_Written exercise:_ Pull out every line with the word "thức" from the entries below.

Stored records:
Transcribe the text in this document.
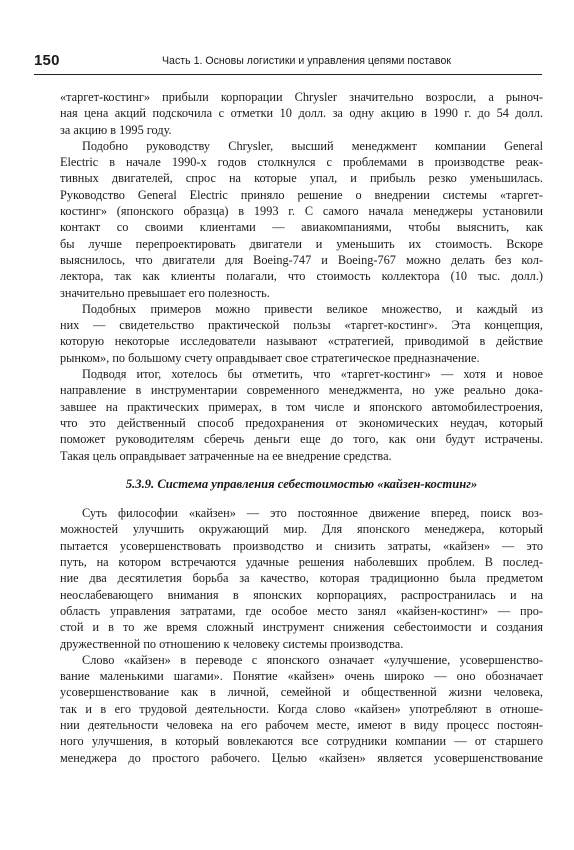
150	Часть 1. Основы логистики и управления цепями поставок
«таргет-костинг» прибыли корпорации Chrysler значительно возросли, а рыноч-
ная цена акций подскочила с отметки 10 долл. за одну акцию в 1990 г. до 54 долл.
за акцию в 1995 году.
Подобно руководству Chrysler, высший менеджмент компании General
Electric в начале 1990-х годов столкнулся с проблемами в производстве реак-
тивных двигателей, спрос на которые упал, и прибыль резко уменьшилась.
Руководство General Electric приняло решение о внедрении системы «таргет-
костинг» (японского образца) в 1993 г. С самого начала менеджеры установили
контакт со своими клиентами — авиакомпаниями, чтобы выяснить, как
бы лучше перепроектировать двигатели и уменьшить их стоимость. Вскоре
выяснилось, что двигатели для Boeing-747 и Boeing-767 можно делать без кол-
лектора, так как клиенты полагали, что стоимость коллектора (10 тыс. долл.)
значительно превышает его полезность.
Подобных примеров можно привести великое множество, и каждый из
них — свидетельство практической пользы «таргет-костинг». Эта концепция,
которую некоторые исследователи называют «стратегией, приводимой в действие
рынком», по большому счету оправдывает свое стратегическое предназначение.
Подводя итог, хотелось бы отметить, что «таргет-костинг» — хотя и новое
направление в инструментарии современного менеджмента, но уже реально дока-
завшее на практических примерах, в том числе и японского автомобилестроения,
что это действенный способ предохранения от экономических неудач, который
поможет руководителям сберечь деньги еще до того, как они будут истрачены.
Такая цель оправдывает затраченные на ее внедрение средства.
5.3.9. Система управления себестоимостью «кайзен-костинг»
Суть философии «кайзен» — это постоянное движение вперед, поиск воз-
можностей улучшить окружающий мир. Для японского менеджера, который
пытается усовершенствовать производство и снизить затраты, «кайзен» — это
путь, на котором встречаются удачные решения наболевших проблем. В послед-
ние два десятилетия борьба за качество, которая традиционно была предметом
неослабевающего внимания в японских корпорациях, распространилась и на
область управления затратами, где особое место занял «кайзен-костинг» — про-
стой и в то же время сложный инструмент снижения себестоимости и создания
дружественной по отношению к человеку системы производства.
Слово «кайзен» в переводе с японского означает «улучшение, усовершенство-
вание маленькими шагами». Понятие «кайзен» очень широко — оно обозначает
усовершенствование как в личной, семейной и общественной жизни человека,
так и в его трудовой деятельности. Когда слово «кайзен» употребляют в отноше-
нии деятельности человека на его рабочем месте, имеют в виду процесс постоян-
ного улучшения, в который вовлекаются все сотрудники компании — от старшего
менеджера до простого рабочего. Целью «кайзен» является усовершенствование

* * *

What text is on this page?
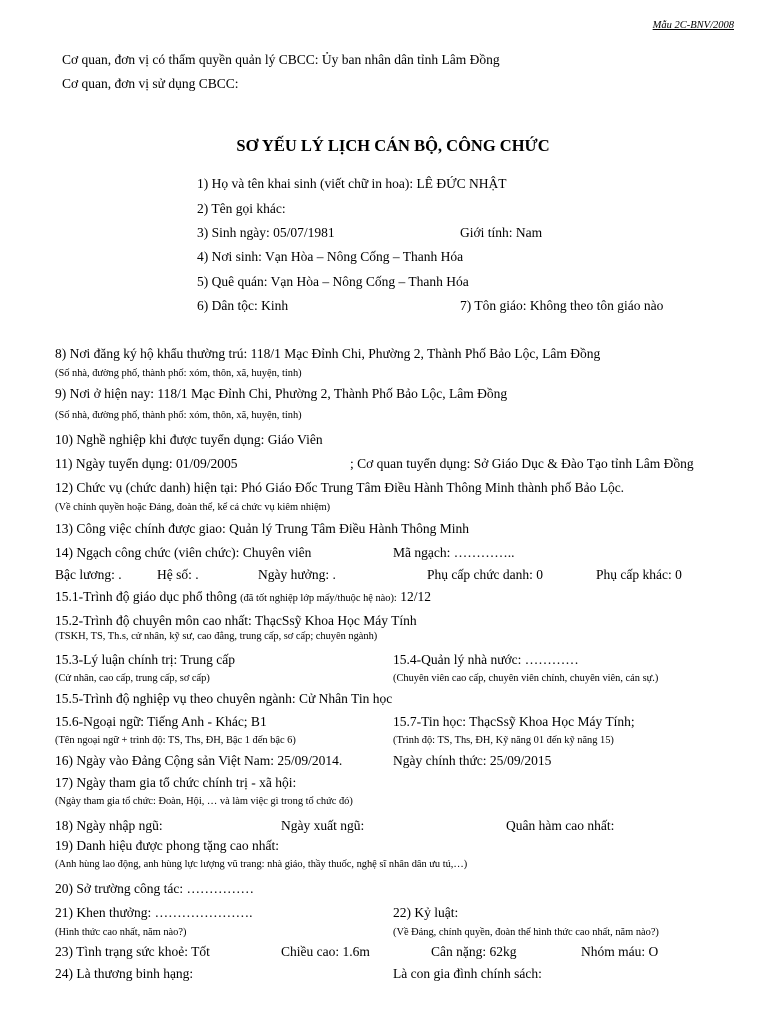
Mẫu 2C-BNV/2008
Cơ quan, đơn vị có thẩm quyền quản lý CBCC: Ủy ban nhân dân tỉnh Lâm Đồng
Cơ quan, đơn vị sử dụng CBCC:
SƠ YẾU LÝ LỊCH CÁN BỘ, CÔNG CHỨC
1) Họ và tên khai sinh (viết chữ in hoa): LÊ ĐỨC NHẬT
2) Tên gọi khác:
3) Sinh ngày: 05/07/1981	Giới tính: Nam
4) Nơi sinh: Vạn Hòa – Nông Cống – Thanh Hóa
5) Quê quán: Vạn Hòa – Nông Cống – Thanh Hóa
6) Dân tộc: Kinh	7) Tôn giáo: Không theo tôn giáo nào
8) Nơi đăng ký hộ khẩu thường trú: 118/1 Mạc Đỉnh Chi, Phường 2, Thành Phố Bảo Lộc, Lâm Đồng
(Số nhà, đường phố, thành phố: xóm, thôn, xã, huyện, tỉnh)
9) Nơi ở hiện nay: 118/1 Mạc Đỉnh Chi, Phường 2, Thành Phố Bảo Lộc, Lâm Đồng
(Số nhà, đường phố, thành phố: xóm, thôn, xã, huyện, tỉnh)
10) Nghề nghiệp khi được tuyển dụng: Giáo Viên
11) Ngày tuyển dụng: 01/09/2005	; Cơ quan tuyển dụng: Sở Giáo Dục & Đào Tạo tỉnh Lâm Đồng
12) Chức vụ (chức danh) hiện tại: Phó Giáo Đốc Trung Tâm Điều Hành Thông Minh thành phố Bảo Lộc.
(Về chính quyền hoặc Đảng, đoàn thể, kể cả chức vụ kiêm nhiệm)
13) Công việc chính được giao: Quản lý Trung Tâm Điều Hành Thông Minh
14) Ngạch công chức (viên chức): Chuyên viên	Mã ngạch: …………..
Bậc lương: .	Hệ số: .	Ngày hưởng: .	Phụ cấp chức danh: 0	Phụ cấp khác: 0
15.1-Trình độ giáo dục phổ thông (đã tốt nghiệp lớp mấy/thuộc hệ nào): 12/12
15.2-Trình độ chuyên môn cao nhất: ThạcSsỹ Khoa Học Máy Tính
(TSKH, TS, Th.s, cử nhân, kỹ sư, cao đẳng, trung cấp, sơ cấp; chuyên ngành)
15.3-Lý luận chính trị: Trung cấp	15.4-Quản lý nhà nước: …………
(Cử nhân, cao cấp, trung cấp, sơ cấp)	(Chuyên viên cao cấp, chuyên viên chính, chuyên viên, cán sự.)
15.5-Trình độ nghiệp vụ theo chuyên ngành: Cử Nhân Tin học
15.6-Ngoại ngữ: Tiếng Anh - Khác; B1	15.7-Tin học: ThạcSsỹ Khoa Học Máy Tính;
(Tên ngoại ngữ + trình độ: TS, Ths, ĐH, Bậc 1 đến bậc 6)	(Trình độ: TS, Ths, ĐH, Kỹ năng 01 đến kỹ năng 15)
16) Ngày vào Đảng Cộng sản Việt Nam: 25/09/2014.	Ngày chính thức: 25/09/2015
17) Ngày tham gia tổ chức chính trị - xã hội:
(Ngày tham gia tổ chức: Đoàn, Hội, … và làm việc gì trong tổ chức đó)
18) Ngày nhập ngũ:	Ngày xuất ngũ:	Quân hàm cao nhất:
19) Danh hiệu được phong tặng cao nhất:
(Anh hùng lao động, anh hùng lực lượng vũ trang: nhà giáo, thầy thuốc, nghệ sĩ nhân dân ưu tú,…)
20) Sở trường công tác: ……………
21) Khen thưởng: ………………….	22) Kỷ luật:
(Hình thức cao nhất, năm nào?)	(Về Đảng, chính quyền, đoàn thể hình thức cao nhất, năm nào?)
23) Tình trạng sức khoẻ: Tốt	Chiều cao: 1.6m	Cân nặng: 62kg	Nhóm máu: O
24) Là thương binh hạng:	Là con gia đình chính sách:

_The result:_
16) Ngày vào Đảng Cộng sản Việt Nam: 25/09/2014.	Ngày chính thức: 25/09/2015
(Hình thức cao nhất, năm nào?)	(Về Đảng, chính quyền, đoàn thể hình thức cao nhất, năm nào?)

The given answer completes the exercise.